Available records:
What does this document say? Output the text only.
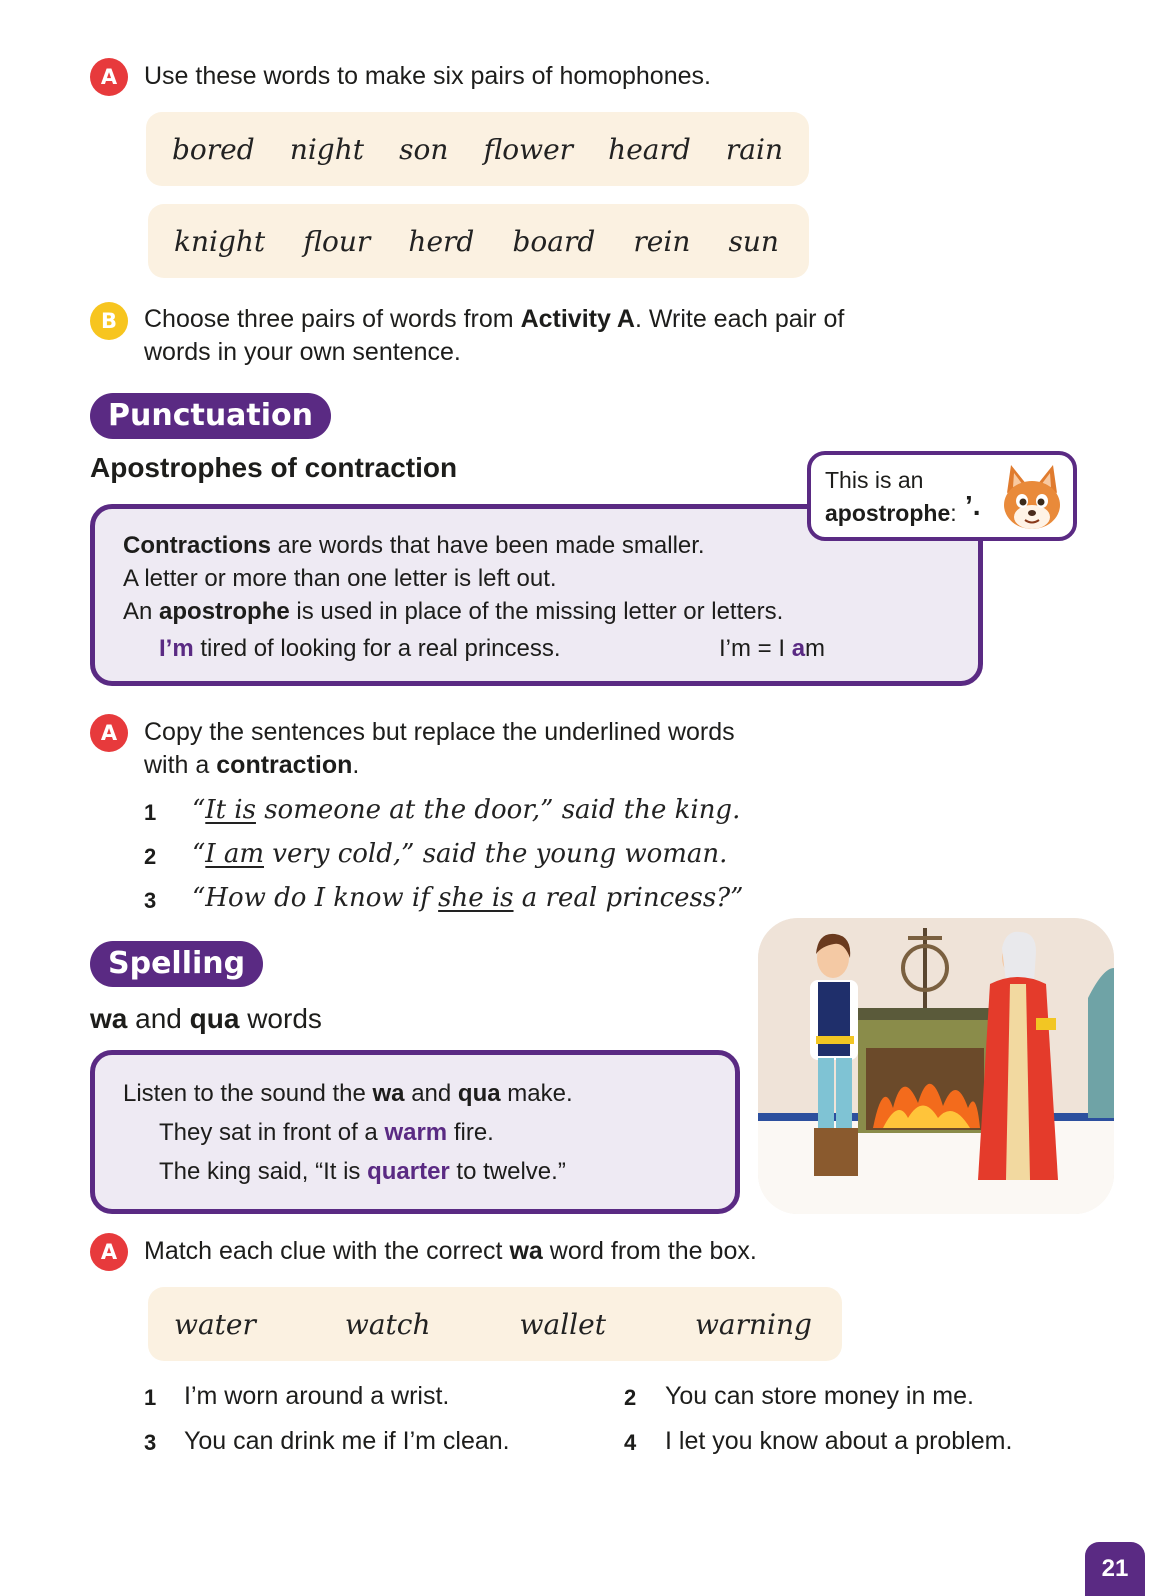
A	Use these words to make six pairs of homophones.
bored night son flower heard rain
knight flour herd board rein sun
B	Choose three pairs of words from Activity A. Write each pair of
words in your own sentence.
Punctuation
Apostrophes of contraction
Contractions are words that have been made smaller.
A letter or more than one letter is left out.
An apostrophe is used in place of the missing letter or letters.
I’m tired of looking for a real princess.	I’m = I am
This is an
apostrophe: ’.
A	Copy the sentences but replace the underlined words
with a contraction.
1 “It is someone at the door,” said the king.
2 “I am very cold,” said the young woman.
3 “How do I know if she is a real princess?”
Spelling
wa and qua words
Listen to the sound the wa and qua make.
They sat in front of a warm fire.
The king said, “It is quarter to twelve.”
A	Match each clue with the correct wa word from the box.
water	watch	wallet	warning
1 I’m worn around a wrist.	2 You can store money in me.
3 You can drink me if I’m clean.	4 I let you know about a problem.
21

Exercise objective: Restate the records word for word, omitting images.

Task solution:
What does this document say? Output the text only.
A	Use these words to make six pairs of homophones.
bored night son flower heard rain
knight flour herd board rein sun
B	Choose three pairs of words from Activity A. Write each pair of
words in your own sentence.
Punctuation
Apostrophes of contraction
Contractions are words that have been made smaller.
A letter or more than one letter is left out.
An apostrophe is used in place of the missing letter or letters.
I’m tired of looking for a real princess.	I’m = I am
This is an
apostrophe: ’.
A	Copy the sentences but replace the underlined words
with a contraction.
1 “It is someone at the door,” said the king.
2 “I am very cold,” said the young woman.
3 “How do I know if she is a real princess?”
Spelling
wa and qua words
Listen to the sound the wa and qua make.
They sat in front of a warm fire.
The king said, “It is quarter to twelve.”
A	Match each clue with the correct wa word from the box.
water	watch	wallet	warning
1 I’m worn around a wrist.	2 You can store money in me.
3 You can drink me if I’m clean.	4 I let you know about a problem.
21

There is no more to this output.